───── Extrait source

Publicité trompeuse et écoblanchiment : projet de loi C-59 et modification de la Loi sur la concurrence

Le projet de loi C-59, Loi portant exécution de certaines dispositions de l’énoncé économique de l’automne qui a été déposé en 2023 et a reçu la sanction royale le 20 juin 2024 (le « projet de loi C-59 »), apporte des modifications importantes à la Loi sur la concurrence, y ajoutant des dispositions portant explicitement sur les déclarations environnementales trompeuses (ce que l’on appelle l’écoblanchiment). En effet, le fardeau de prouver que des déclarations environnementales ont véritablement été testées et qu’elles sont vérifiables incombe dorénavant à l’entité qui les fait.

Ces changements élargissent la portée de la Loi et permettront à des parties privées, comme des activistes environnementaux, de porter plainte directement au Tribunal de la concurrence (le « Tribunal ») dès la mi-2025.

Les entreprises doivent donc se montrer plus vigilantes que jamais et gagneraient à revoir leurs cadres et engagements publics se rapportant aux facteurs environnementaux, sociaux et de gouvernance (« ESG ») pour s’assurer de respecter les nouvelles dispositions législatives.

Nouvelles dispositions relatives à l’écoblanchiment : renversement du fardeau de la preuve

En raison des lois fédérales et provinciales existantes, les entreprises risquent déjà d’être exposées à des litiges pour écoblanchiment. Le projet de loi C-59 accroît en plus la responsabilité de celles qui se livrent à cette pratique de deux manières. En premier lieu, il modifie l’article 74.01 de la Loi sur la concurrence pour cibler précisément :

  • toute déclaration ou garantie au sujet des avantages d’un produit pour la protection ou la restauration de l’environnement ou l’atténuation des causes ou des effets environnementaux, sociaux et écologiques des changements climatiques qui ne se fonde pas sur une épreuve suffisante et appropriée;
  • toute déclaration ou garantie au sujet des avantages d’une entreprise ou de l’activité d’une entreprise pour la protection ou la restauration de l’environnement ou l’atténuation des causes ou des effets environnementaux et écologiques des changements climatiques si les indications ne se fondent pas sur des éléments corroboratifs suffisants et appropriés obtenus au moyen d’une méthode reconnue à l’échelle internationale.

En deuxième lieu, le fardeau de prouver que ces déclarations ou garanties sont fondées et vérifiables repose maintenant sur les entreprises.

La tâche du commissaire de la concurrence (le « commissaire ») se voit par conséquent grandement facilitée puisque c’était auparavant à lui qu’il revenait de prouver, en se basant sur les dispositions générales de la Loi sur la concurrence, que des déclarations environnementales étaient fausses ou trompeuses.

« Éléments corroboratifs suffisants et appropriés »

──────────
───── Données présentées

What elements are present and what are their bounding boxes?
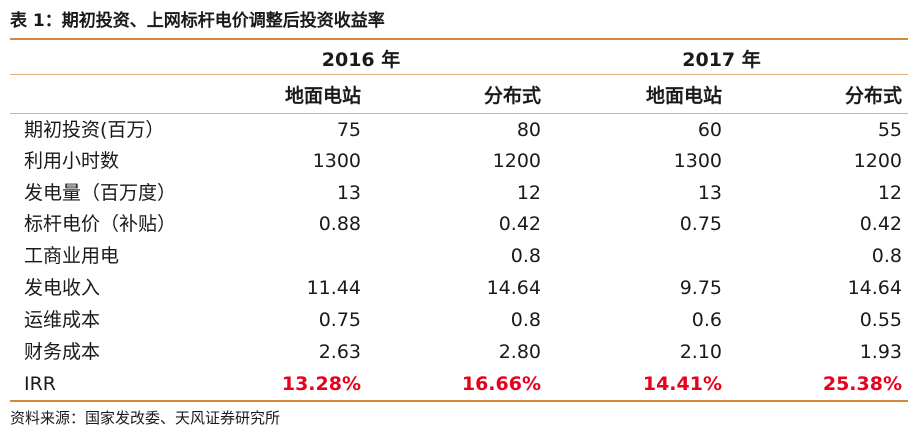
table-cell: 13 — [336, 182, 361, 204]
table-cell: 80 — [516, 119, 541, 141]
table-cell: 12 — [877, 182, 902, 204]
row-label-generation: 发电量（百万度） — [24, 182, 177, 204]
irr-cell: 16.66% — [461, 373, 541, 395]
row-label-benchmark-price: 标杆电价（补贴） — [24, 213, 177, 235]
table-cell: 13 — [697, 182, 722, 204]
table-cell: 0.42 — [498, 213, 541, 235]
subheader-2016-ground: 地面电站 — [284, 85, 361, 107]
table-cell: 0.88 — [318, 213, 361, 235]
table-cell: 1300 — [312, 150, 361, 172]
table-cell: 0.6 — [691, 309, 722, 331]
irr-cell: 25.38% — [822, 373, 902, 395]
table-cell: 1.93 — [859, 341, 902, 363]
table-cell: 14.64 — [486, 277, 541, 299]
row-label-om-cost: 运维成本 — [24, 309, 101, 331]
subheader-2016-distributed: 分布式 — [483, 85, 541, 107]
source-note: 资料来源：国家发改委、天风证券研究所 — [10, 409, 281, 427]
bottom-rule — [10, 400, 908, 402]
subheader-2017-ground: 地面电站 — [645, 85, 722, 107]
table-cell: 12 — [516, 182, 541, 204]
table-cell: 75 — [336, 119, 361, 141]
table-cell: 2.10 — [679, 341, 722, 363]
table-cell: 11.44 — [306, 277, 361, 299]
irr-cell: 14.41% — [642, 373, 722, 395]
table-cell: 0.75 — [679, 213, 722, 235]
table-cell: 0.8 — [871, 245, 902, 267]
year-header-2017: 2017 年 — [682, 49, 761, 71]
table-title: 表 1：期初投资、上网标杆电价调整后投资收益率 — [10, 11, 385, 31]
year-header-2016: 2016 年 — [321, 49, 401, 71]
table-cell: 0.8 — [510, 245, 541, 267]
table-cell: 0.8 — [510, 309, 541, 331]
row-label-initial-investment: 期初投资(百万） — [24, 119, 165, 141]
irr-cell: 13.28% — [281, 373, 361, 395]
row-label-utilization-hours: 利用小时数 — [24, 150, 120, 172]
row-label-generation-revenue: 发电收入 — [24, 277, 101, 299]
table-cell: 9.75 — [679, 277, 722, 299]
table-cell: 2.63 — [318, 341, 361, 363]
table-cell: 14.64 — [847, 277, 902, 299]
row-label-finance-cost: 财务成本 — [24, 341, 101, 363]
table-cell: 0.55 — [859, 309, 902, 331]
table-cell: 2.80 — [498, 341, 541, 363]
table-cell: 1200 — [853, 150, 902, 172]
header-rule — [10, 113, 908, 114]
table-cell: 60 — [697, 119, 722, 141]
year-divider-rule — [10, 74, 908, 75]
table-cell: 55 — [877, 119, 902, 141]
table-cell: 0.75 — [318, 309, 361, 331]
row-label-irr: IRR — [24, 373, 57, 395]
top-rule — [10, 38, 908, 40]
table-cell: 1200 — [492, 150, 541, 172]
table-cell: 0.42 — [859, 213, 902, 235]
row-label-commercial-power: 工商业用电 — [24, 245, 120, 267]
table-cell: 1300 — [673, 150, 722, 172]
subheader-2017-distributed: 分布式 — [844, 85, 902, 107]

──────────

Travail à faire
a: Dans l'extrait sur l'écoblanchiment, recopiez le passage compris entre « Le projet de loi C-59, Loi » et « qui les fait. », inclus.
b: Répondez à ces questions à partir de l'extrait sur l'écoblanchiment :
(i) À quelle date le projet de loi C-59 a-t-il reçu la sanction royale ?
(ii) Quel article de la Loi sur la concurrence le projet de loi C-59 modifie-t-il ?
(iii) À partir de quand des parties privées pourront-elles porter plainte directement au Tribunal de la concurrence ?

Corrigé complet
a:
Le projet de loi C-59, Loi portant exécution de certaines dispositions de l’énoncé économique de l’automne qui a été déposé en 2023 et a reçu la sanction royale le 20 juin 2024 (le « projet de loi C-59 »), apporte des modifications importantes à la Loi sur la concurrence, y ajoutant des dispositions portant explicitement sur les déclarations environnementales trompeuses (ce que l’on appelle l’écoblanchiment). En effet, le fardeau de prouver que des déclarations environnementales ont véritablement été testées et qu’elles sont vérifiables incombe dorénavant à l’entité qui les fait.

b:
(i) Le 20 juin 2024.
(ii) L'article 74.01.
(iii) Dès la mi-2025.